Stated task:
Can you rewrite the entries below with every "y-tick-label" changed to "y-axis-tick-label" and everything else left the same?

◇ ◇ ◇ ◇

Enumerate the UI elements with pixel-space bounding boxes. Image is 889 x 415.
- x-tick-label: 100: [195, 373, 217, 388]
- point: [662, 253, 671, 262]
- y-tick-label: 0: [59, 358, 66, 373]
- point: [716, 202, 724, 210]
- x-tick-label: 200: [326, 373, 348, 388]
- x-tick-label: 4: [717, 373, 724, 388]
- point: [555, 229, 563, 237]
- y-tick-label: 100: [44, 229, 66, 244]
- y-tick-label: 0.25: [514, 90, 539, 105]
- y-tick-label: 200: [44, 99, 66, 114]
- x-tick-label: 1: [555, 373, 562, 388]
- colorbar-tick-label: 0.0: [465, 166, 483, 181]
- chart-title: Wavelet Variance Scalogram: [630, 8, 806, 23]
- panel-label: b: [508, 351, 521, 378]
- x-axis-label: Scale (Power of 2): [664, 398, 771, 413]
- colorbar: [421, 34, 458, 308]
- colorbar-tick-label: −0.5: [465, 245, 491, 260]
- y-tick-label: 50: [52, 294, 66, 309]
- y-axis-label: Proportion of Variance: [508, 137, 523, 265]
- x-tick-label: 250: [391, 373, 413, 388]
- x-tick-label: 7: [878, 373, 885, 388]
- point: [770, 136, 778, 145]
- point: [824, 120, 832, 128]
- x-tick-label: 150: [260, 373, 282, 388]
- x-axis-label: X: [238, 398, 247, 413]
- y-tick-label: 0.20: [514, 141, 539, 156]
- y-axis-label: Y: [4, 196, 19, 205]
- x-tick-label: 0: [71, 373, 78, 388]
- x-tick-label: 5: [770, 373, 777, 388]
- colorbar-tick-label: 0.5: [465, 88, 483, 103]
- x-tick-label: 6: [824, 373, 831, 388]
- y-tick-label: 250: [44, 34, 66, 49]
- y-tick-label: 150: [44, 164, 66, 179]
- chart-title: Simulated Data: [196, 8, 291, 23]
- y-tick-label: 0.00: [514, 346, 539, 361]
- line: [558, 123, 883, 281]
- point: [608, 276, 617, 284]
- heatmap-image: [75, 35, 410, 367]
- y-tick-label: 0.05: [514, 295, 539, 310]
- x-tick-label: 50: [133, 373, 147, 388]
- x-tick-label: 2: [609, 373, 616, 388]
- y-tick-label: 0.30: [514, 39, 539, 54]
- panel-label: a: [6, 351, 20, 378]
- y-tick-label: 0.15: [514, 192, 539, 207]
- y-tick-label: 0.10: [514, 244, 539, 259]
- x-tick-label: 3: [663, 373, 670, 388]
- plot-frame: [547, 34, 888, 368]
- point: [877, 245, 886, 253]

◇ ◇ ◇ ◇

Answer:
Enumerate the UI elements with pixel-space bounding boxes. Image is 889 x 415.
- x-tick-label: 100: [195, 373, 217, 388]
- point: [662, 253, 671, 262]
- y-axis-tick-label: 0: [59, 358, 66, 373]
- point: [716, 202, 724, 210]
- x-tick-label: 200: [326, 373, 348, 388]
- x-tick-label: 4: [717, 373, 724, 388]
- point: [555, 229, 563, 237]
- y-axis-tick-label: 100: [44, 229, 66, 244]
- y-axis-tick-label: 0.25: [514, 90, 539, 105]
- y-axis-tick-label: 200: [44, 99, 66, 114]
- x-tick-label: 1: [555, 373, 562, 388]
- colorbar-tick-label: 0.0: [465, 166, 483, 181]
- chart-title: Wavelet Variance Scalogram: [630, 8, 806, 23]
- panel-label: b: [508, 351, 521, 378]
- x-axis-label: Scale (Power of 2): [664, 398, 771, 413]
- colorbar: [421, 34, 458, 308]
- colorbar-tick-label: −0.5: [465, 245, 491, 260]
- y-axis-tick-label: 50: [52, 294, 66, 309]
- y-axis-label: Proportion of Variance: [508, 137, 523, 265]
- x-tick-label: 250: [391, 373, 413, 388]
- x-tick-label: 7: [878, 373, 885, 388]
- point: [770, 136, 778, 145]
- point: [824, 120, 832, 128]
- x-tick-label: 150: [260, 373, 282, 388]
- x-axis-label: X: [238, 398, 247, 413]
- y-axis-tick-label: 0.20: [514, 141, 539, 156]
- y-axis-label: Y: [4, 196, 19, 205]
- x-tick-label: 0: [71, 373, 78, 388]
- x-tick-label: 5: [770, 373, 777, 388]
- colorbar-tick-label: 0.5: [465, 88, 483, 103]
- x-tick-label: 6: [824, 373, 831, 388]
- y-axis-tick-label: 250: [44, 34, 66, 49]
- y-axis-tick-label: 150: [44, 164, 66, 179]
- chart-title: Simulated Data: [196, 8, 291, 23]
- y-axis-tick-label: 0.00: [514, 346, 539, 361]
- line: [558, 123, 883, 281]
- point: [608, 276, 617, 284]
- heatmap-image: [75, 35, 410, 367]
- y-axis-tick-label: 0.05: [514, 295, 539, 310]
- x-tick-label: 50: [133, 373, 147, 388]
- x-tick-label: 2: [609, 373, 616, 388]
- y-axis-tick-label: 0.30: [514, 39, 539, 54]
- panel-label: a: [6, 351, 20, 378]
- y-axis-tick-label: 0.15: [514, 192, 539, 207]
- y-axis-tick-label: 0.10: [514, 244, 539, 259]
- x-tick-label: 3: [663, 373, 670, 388]
- plot-frame: [547, 34, 888, 368]
- point: [877, 245, 886, 253]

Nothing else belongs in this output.